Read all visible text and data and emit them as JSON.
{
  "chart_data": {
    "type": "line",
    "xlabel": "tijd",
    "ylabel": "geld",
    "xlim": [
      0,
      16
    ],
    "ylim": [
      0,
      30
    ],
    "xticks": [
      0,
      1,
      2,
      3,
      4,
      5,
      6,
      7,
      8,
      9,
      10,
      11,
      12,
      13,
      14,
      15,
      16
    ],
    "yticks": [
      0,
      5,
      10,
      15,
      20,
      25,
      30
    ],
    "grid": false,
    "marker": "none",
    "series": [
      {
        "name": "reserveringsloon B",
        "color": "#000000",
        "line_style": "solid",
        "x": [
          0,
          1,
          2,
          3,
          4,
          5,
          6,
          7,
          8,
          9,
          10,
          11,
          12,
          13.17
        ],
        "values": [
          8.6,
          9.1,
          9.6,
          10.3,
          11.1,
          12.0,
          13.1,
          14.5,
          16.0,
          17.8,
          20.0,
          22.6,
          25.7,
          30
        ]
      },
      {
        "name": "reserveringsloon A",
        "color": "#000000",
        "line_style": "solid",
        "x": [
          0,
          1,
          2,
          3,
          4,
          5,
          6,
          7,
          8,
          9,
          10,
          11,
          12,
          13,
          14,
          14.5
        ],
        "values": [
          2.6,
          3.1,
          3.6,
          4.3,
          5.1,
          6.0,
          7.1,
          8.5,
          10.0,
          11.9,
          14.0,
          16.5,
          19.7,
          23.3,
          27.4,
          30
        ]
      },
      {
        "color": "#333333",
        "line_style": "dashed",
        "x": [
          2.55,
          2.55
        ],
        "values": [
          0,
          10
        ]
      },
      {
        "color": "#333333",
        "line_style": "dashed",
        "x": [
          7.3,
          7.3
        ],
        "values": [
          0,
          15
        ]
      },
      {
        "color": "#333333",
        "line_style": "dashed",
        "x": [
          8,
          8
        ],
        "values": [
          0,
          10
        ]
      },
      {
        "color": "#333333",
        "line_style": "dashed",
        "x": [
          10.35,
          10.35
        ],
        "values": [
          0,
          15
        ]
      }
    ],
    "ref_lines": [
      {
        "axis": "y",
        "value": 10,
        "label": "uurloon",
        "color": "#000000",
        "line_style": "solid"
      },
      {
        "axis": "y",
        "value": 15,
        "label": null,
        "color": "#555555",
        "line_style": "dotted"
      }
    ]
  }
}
──────────
- _Work to be completed_
Return all of the data word for word.

- _Task solution_
Read all visible text and data and emit them as JSON.
{
  "chart_data": {
    "type": "line",
    "xlabel": "tijd",
    "ylabel": "geld",
    "xlim": [
      0,
      16
    ],
    "ylim": [
      0,
      30
    ],
    "xticks": [
      0,
      1,
      2,
      3,
      4,
      5,
      6,
      7,
      8,
      9,
      10,
      11,
      12,
      13,
      14,
      15,
      16
    ],
    "yticks": [
      0,
      5,
      10,
      15,
      20,
      25,
      30
    ],
    "grid": false,
    "marker": "none",
    "series": [
      {
        "name": "reserveringsloon B",
        "color": "#000000",
        "line_style": "solid",
        "x": [
          0,
          1,
          2,
          3,
          4,
          5,
          6,
          7,
          8,
          9,
          10,
          11,
          12,
          13.17
        ],
        "values": [
          8.6,
          9.1,
          9.6,
          10.3,
          11.1,
          12.0,
          13.1,
          14.5,
          16.0,
          17.8,
          20.0,
          22.6,
          25.7,
          30
        ]
      },
      {
        "name": "reserveringsloon A",
        "color": "#000000",
        "line_style": "solid",
        "x": [
          0,
          1,
          2,
          3,
          4,
          5,
          6,
          7,
          8,
          9,
          10,
          11,
          12,
          13,
          14,
          14.5
        ],
        "values": [
          2.6,
          3.1,
          3.6,
          4.3,
          5.1,
          6.0,
          7.1,
          8.5,
          10.0,
          11.9,
          14.0,
          16.5,
          19.7,
          23.3,
          27.4,
          30
        ]
      },
      {
        "color": "#333333",
        "line_style": "dashed",
        "x": [
          2.55,
          2.55
        ],
        "values": [
          0,
          10
        ]
      },
      {
        "color": "#333333",
        "line_style": "dashed",
        "x": [
          7.3,
          7.3
        ],
        "values": [
          0,
          15
        ]
      },
      {
        "color": "#333333",
        "line_style": "dashed",
        "x": [
          8,
          8
        ],
        "values": [
          0,
          10
        ]
      },
      {
        "color": "#333333",
        "line_style": "dashed",
        "x": [
          10.35,
          10.35
        ],
        "values": [
          0,
          15
        ]
      }
    ],
    "ref_lines": [
      {
        "axis": "y",
        "value": 10,
        "label": "uurloon",
        "color": "#000000",
        "line_style": "solid"
      },
      {
        "axis": "y",
        "value": 15,
        "label": null,
        "color": "#555555",
        "line_style": "dotted"
      }
    ]
  }
}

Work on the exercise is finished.